→ Goal of the exercise
In how many lines does the string "セルの結合" appear? Answer with the number only.

→ Information shown
****************

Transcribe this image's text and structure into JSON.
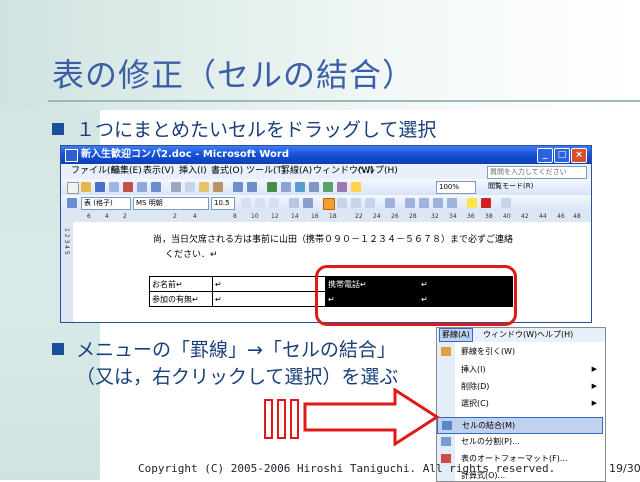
{
  "slide": {
    "title": "表の修正（セルの結合）",
    "bullet1": "１つにまとめたいセルをドラッグして選択",
    "bullet2_line1": "メニューの「罫線」→「セルの結合」",
    "bullet2_line2": "（又は，右クリックして選択）を選ぶ",
    "footer": "Copyright (C) 2005-2006 Hiroshi Taniguchi. All rights reserved.",
    "page": "19/30"
  },
  "colors": {
    "title": "#3a5fa8",
    "bullet": "#1a4f9c",
    "highlight_red": "#e01818",
    "xp_blue": "#1550d6"
  },
  "word": {
    "window_title": "新入生歓迎コンパ2.doc - Microsoft Word",
    "window_buttons": [
      "_",
      "□",
      "×"
    ],
    "menus": [
      "ファイル(F)",
      "編集(E)",
      "表示(V)",
      "挿入(I)",
      "書式(O)",
      "ツール(T)",
      "罫線(A)",
      "ウィンドウ(W)",
      "ヘルプ(H)"
    ],
    "help_placeholder": "質問を入力してください",
    "zoom": "100%",
    "reading_mode": "閲覧モード(R)",
    "style": "表 (格子)",
    "font": "MS 明朝",
    "font_size": "10.5",
    "ruler_ticks": [
      "6",
      "4",
      "2",
      "2",
      "4",
      "8",
      "10",
      "12",
      "14",
      "16",
      "18",
      "22",
      "24",
      "26",
      "28",
      "32",
      "34",
      "36",
      "38",
      "40",
      "42",
      "44",
      "46",
      "48"
    ],
    "vruler": "1 2 3 4 5",
    "doc_line1": "尚，当日欠席される方は事前に山田（携帯０９０－１２３４－５６７８）まで必ずご連絡",
    "doc_line2": "ください．↵",
    "table": [
      [
        "お名前↵",
        "↵",
        "携帯電話↵",
        "↵"
      ],
      [
        "参加の有無↵",
        "↵",
        "↵",
        "↵"
      ]
    ]
  },
  "menu": {
    "bar": [
      "罫線(A)",
      "ウィンドウ(W)",
      "ヘルプ(H)"
    ],
    "items": [
      {
        "label": "罫線を引く(W)",
        "arrow": false
      },
      {
        "label": "挿入(I)",
        "arrow": true
      },
      {
        "label": "削除(D)",
        "arrow": true
      },
      {
        "label": "選択(C)",
        "arrow": true
      },
      {
        "label": "セルの結合(M)",
        "arrow": false,
        "highlight": true
      },
      {
        "label": "セルの分割(P)...",
        "arrow": false
      },
      {
        "label": "表のオートフォーマット(F)...",
        "arrow": false
      },
      {
        "label": "計算式(O)...",
        "arrow": false
      }
    ]
  }
}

****************

→ Task result
3